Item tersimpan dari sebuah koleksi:

==============================

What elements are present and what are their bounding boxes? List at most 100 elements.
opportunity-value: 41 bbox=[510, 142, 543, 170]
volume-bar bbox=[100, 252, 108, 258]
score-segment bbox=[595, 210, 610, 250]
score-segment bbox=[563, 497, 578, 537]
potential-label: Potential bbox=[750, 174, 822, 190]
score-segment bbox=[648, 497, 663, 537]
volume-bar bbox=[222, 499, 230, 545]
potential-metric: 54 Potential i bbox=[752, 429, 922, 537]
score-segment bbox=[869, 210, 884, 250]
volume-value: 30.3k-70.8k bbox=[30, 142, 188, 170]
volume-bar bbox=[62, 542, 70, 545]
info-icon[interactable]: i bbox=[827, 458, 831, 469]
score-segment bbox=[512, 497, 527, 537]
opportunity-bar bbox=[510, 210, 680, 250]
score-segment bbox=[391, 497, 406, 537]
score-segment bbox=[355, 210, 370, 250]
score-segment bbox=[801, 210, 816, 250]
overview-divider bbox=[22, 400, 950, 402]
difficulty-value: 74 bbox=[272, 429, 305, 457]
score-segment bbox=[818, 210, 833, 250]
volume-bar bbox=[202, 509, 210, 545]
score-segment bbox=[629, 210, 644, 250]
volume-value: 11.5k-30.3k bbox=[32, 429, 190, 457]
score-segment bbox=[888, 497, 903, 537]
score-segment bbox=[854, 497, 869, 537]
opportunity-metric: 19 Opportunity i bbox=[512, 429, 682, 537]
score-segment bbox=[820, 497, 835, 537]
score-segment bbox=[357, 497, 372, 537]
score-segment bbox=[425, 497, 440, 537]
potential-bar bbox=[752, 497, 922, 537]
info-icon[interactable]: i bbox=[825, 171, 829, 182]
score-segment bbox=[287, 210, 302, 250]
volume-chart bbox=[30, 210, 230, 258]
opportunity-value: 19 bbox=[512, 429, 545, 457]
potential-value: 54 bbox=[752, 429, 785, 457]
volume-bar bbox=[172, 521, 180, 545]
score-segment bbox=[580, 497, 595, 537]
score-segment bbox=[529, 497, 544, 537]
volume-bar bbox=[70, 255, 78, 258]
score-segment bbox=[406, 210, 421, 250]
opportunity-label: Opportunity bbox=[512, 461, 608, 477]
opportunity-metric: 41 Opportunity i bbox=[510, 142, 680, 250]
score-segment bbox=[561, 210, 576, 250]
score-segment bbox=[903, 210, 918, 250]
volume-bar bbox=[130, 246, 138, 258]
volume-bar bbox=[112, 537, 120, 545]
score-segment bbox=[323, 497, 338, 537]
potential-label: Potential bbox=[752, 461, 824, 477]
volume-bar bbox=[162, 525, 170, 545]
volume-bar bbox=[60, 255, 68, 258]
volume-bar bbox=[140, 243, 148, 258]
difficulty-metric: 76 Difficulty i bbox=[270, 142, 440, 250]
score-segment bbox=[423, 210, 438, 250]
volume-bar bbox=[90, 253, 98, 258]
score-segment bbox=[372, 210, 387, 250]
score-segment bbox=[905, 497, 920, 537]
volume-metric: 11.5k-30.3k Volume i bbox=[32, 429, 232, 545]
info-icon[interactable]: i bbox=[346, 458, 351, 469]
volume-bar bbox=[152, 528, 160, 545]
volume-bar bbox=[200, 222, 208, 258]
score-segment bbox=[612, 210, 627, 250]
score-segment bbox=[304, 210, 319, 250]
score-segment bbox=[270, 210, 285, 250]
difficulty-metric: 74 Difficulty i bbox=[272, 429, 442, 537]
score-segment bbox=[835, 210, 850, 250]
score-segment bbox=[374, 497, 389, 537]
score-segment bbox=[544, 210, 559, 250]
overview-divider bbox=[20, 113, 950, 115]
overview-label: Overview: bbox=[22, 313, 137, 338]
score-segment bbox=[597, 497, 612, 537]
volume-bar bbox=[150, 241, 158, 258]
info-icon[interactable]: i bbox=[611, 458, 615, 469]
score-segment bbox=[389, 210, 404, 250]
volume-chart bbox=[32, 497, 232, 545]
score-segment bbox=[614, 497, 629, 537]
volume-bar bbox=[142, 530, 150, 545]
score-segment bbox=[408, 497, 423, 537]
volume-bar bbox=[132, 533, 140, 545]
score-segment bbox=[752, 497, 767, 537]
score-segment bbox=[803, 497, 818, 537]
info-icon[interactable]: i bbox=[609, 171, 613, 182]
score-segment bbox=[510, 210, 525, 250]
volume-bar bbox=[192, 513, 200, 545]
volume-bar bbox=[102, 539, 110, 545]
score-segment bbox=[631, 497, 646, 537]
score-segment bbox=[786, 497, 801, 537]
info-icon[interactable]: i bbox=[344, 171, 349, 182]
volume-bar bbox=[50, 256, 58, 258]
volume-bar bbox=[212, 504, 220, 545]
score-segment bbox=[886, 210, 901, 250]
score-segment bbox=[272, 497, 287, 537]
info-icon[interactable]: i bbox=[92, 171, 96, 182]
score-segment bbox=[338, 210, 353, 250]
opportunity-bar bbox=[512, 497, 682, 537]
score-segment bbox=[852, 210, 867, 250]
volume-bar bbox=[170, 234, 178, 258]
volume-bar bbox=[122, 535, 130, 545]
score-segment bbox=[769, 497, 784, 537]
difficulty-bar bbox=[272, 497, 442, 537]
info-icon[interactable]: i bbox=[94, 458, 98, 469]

==============================

▶ Deskripsi Masalah
Tuliskan kembali tanpa perubahan apa pun semua baris catatan dari baris pertama sampai baris yang memuat "score-segment bbox=[869, 210, 884, 250]", termasuk baris itu sendiri.

▶ Hasil Tugas
What elements are present and what are their bounding boxes? List at most 100 elements.
opportunity-value: 41 bbox=[510, 142, 543, 170]
volume-bar bbox=[100, 252, 108, 258]
score-segment bbox=[595, 210, 610, 250]
score-segment bbox=[563, 497, 578, 537]
potential-label: Potential bbox=[750, 174, 822, 190]
score-segment bbox=[648, 497, 663, 537]
volume-bar bbox=[222, 499, 230, 545]
potential-metric: 54 Potential i bbox=[752, 429, 922, 537]
score-segment bbox=[869, 210, 884, 250]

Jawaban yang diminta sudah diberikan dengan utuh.